All lines in which the word "解后反思" occurs are to be extracted.

Collection entries:
— START —

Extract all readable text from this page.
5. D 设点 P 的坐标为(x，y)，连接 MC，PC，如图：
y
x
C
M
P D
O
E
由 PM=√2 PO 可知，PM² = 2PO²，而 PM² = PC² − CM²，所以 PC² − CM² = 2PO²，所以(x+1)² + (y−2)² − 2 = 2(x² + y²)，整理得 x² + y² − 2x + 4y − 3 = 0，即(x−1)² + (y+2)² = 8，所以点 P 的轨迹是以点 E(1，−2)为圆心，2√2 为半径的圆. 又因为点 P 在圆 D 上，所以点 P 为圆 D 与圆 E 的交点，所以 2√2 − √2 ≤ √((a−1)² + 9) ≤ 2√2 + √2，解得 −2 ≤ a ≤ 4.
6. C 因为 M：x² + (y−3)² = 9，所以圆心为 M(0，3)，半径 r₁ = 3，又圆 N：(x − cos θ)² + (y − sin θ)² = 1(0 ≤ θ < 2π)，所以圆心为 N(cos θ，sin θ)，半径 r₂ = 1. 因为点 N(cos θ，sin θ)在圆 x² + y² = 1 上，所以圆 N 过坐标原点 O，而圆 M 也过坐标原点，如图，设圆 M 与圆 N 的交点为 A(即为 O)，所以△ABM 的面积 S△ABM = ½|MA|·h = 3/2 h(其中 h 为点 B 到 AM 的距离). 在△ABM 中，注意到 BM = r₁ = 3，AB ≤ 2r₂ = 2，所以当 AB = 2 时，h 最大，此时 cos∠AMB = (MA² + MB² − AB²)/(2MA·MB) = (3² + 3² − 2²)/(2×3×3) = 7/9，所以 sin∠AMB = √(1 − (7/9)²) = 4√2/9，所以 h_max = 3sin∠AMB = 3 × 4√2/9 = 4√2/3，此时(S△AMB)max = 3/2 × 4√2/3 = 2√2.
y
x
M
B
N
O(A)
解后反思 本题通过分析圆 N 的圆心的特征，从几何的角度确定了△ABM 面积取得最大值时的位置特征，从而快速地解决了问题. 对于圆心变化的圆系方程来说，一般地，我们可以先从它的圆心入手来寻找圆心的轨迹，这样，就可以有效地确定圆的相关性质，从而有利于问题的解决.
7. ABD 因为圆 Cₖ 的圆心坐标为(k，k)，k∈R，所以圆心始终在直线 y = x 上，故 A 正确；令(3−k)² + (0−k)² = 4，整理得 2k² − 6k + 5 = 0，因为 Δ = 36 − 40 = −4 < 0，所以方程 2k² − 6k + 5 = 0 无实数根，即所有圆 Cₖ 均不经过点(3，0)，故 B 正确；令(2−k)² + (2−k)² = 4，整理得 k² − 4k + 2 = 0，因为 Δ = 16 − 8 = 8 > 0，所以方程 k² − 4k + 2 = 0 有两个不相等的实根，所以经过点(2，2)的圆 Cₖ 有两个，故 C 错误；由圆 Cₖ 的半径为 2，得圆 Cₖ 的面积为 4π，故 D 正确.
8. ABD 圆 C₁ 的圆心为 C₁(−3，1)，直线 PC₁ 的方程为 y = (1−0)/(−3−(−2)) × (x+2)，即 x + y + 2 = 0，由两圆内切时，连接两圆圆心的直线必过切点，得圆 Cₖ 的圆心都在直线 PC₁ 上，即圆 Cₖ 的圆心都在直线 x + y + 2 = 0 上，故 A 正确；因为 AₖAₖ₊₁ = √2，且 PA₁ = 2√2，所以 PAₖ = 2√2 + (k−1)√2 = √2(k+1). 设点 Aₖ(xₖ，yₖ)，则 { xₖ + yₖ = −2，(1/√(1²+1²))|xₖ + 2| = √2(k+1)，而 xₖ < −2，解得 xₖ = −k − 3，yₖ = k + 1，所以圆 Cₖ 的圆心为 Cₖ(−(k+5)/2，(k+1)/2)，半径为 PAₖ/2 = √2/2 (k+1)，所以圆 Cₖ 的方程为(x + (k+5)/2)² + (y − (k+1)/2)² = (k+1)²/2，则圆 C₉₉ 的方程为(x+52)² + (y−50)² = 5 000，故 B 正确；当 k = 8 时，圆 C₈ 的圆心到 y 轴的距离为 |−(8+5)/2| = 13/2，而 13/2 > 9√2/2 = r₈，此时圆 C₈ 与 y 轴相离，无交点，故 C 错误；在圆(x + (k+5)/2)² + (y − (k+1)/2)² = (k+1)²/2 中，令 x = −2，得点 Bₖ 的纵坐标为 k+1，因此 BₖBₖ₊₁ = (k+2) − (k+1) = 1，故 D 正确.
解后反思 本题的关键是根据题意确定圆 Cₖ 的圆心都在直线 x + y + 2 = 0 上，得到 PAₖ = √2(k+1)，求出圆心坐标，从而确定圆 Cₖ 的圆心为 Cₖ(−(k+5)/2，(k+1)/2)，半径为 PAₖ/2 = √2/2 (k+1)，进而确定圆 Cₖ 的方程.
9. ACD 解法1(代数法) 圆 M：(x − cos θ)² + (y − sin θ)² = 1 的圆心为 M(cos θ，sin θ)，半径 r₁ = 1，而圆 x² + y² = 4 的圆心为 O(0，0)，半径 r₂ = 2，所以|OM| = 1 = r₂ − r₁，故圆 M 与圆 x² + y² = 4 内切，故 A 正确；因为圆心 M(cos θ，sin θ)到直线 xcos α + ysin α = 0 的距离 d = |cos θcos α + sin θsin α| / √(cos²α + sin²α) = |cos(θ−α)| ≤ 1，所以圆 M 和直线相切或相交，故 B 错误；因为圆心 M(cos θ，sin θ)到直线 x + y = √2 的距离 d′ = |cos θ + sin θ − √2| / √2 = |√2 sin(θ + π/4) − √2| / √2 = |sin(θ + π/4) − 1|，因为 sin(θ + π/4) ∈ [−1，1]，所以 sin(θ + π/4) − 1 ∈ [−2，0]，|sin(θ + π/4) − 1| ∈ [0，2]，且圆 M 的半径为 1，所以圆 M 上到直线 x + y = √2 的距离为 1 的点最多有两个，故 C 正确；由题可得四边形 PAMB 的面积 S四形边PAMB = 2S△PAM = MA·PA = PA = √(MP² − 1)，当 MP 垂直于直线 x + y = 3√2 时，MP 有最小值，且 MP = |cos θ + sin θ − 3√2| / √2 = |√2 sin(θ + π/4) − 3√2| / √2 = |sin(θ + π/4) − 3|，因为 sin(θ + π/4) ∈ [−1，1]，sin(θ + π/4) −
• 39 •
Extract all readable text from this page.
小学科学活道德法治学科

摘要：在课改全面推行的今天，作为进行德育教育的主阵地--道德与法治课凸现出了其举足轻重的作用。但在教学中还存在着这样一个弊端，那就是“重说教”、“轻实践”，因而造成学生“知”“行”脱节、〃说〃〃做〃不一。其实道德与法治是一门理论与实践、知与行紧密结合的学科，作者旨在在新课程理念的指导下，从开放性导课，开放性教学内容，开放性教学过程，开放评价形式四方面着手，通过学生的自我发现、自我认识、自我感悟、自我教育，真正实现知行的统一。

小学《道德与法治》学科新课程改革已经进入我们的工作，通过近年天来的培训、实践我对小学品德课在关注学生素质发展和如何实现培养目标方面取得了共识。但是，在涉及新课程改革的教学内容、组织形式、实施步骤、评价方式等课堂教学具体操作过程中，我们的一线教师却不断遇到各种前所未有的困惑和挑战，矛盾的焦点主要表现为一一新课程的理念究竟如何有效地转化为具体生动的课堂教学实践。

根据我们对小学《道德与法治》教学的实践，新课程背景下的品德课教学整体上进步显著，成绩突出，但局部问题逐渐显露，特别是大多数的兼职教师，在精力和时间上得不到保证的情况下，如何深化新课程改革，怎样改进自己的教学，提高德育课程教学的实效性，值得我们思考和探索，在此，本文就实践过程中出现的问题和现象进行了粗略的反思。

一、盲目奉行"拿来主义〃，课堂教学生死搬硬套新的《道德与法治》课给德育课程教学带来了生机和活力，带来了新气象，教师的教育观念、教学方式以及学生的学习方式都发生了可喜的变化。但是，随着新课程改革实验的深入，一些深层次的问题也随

— END —

SOLUTION FOR THIS EXERCISE:
解后反思 本题通过分析圆 N 的圆心的特征，从几何的角度确定了△ABM 面积取得最大值时的位置特征，从而快速地解决了问题. 对于圆心变化的圆系方程来说，一般地，我们可以先从它的圆心入手来寻找圆心的轨迹，这样，就可以有效地确定圆的相关性质，从而有利于问题的解决.
解后反思 本题的关键是根据题意确定圆 Cₖ 的圆心都在直线 x + y + 2 = 0 上，得到 PAₖ = √2(k+1)，求出圆心坐标，从而确定圆 Cₖ 的圆心为 Cₖ(−(k+5)/2，(k+1)/2)，半径为 PAₖ/2 = √2/2 (k+1)，进而确定圆 Cₖ 的方程.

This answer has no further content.